--- Begin Raw records ---

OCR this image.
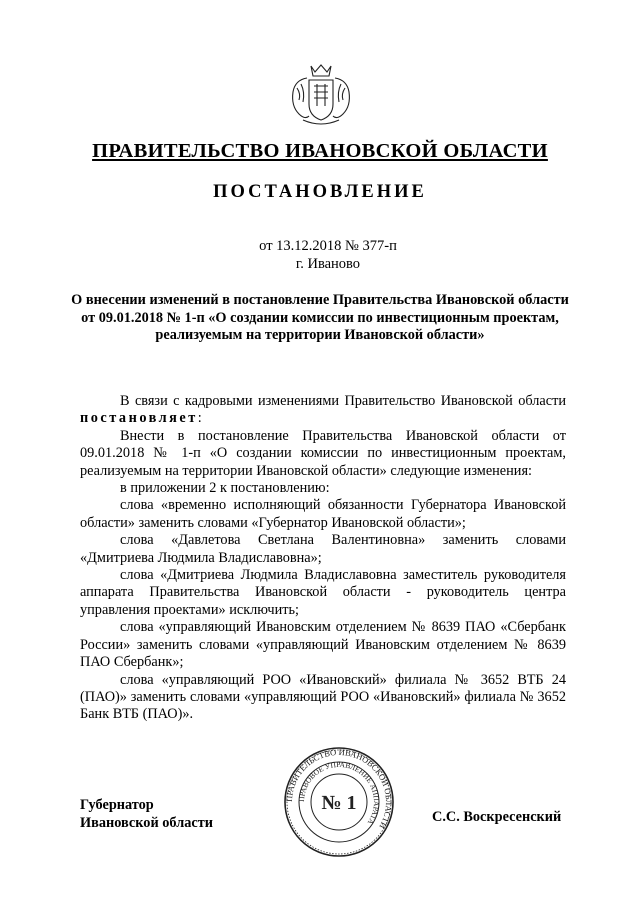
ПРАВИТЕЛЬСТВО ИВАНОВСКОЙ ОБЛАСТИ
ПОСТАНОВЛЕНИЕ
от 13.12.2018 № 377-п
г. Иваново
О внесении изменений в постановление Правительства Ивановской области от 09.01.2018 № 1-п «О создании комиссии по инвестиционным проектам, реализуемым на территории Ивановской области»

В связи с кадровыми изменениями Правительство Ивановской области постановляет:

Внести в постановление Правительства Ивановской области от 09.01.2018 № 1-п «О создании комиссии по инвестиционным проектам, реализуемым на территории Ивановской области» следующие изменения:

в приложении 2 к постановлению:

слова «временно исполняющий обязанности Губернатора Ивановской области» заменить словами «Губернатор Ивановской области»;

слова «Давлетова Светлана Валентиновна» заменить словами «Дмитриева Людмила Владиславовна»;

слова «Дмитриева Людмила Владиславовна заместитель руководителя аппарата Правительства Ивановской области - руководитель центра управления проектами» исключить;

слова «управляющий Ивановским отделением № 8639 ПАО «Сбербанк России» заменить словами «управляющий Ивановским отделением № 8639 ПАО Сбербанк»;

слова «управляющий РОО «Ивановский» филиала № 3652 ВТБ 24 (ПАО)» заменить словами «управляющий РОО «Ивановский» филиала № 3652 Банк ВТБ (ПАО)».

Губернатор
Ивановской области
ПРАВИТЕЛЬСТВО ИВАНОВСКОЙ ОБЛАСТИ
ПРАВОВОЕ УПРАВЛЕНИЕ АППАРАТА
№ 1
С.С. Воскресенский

--- End Raw records ---
--- Begin Raw records ---

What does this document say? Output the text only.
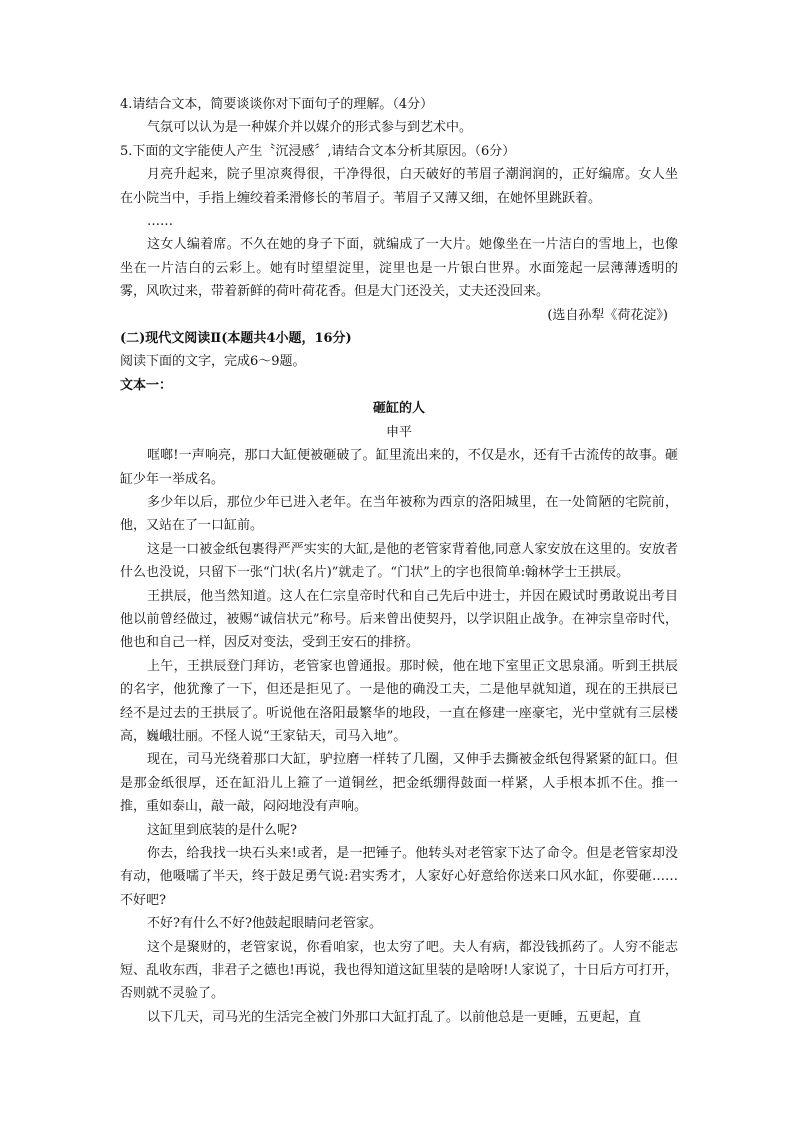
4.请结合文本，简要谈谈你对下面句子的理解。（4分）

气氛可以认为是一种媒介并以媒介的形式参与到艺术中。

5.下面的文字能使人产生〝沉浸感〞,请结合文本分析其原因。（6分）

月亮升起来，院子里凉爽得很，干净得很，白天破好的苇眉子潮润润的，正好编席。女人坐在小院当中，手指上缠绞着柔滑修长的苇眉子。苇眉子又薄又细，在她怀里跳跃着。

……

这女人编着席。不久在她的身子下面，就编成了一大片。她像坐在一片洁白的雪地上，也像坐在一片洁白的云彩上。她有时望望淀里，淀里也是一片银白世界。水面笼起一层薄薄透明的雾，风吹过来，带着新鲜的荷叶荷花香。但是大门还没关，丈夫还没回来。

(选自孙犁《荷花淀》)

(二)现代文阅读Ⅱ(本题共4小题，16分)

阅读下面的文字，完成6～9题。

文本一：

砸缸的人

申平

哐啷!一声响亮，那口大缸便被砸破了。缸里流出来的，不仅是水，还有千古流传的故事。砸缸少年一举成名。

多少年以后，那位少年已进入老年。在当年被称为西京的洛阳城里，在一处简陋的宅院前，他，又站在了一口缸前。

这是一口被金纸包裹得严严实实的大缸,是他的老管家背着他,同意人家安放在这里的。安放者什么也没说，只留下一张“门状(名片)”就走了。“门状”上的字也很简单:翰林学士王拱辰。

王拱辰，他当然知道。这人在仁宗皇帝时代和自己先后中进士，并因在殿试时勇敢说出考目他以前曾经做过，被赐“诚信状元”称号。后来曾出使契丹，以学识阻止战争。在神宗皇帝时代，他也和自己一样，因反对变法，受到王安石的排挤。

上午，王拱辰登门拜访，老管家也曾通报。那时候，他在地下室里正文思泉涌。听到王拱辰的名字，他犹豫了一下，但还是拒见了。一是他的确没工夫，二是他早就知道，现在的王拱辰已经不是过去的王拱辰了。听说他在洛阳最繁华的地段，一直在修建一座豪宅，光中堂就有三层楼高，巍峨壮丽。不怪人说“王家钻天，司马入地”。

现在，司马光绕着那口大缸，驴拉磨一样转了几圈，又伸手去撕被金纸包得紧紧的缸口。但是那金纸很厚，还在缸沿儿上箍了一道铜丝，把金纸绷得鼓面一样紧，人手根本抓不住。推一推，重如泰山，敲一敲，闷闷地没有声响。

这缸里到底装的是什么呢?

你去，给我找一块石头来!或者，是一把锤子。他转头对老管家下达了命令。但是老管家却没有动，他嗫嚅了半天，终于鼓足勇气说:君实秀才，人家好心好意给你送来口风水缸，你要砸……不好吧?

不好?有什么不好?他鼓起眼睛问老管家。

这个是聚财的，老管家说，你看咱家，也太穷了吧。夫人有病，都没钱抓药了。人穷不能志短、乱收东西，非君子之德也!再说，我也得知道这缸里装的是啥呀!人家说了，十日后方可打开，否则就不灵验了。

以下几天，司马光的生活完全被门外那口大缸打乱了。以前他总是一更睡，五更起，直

--- End Raw records ---
--- Begin Raw records ---

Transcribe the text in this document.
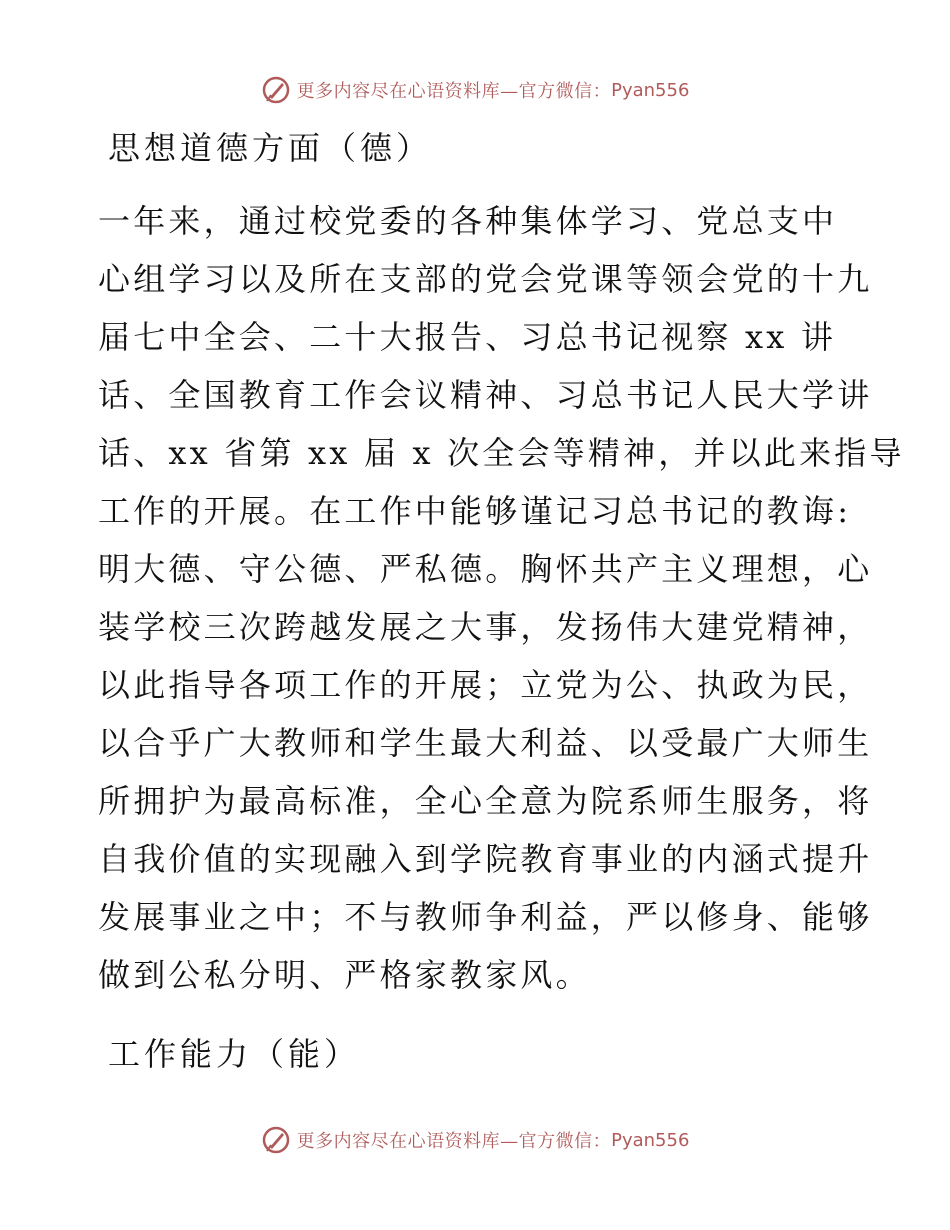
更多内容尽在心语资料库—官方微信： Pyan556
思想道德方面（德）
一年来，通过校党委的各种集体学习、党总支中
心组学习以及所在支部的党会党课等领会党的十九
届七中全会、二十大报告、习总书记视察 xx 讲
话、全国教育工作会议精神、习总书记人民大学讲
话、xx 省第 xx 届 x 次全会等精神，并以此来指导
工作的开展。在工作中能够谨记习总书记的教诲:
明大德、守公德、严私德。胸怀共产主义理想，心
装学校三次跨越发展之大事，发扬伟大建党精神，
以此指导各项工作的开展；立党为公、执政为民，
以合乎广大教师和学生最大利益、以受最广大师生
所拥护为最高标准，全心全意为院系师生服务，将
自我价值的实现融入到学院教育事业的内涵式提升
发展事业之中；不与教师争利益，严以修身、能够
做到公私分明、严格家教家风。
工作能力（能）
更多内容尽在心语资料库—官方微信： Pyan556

--- End Raw records ---

### Requirements
Take every line from the data above that holds "Дмитриева" and copy it out.

### Answer to this task
слова «Давлетова Светлана Валентиновна» заменить словами «Дмитриева Людмила Владиславовна»;
слова «Дмитриева Людмила Владиславовна заместитель руководителя аппарата Правительства Ивановской области - руководитель центра управления проектами» исключить;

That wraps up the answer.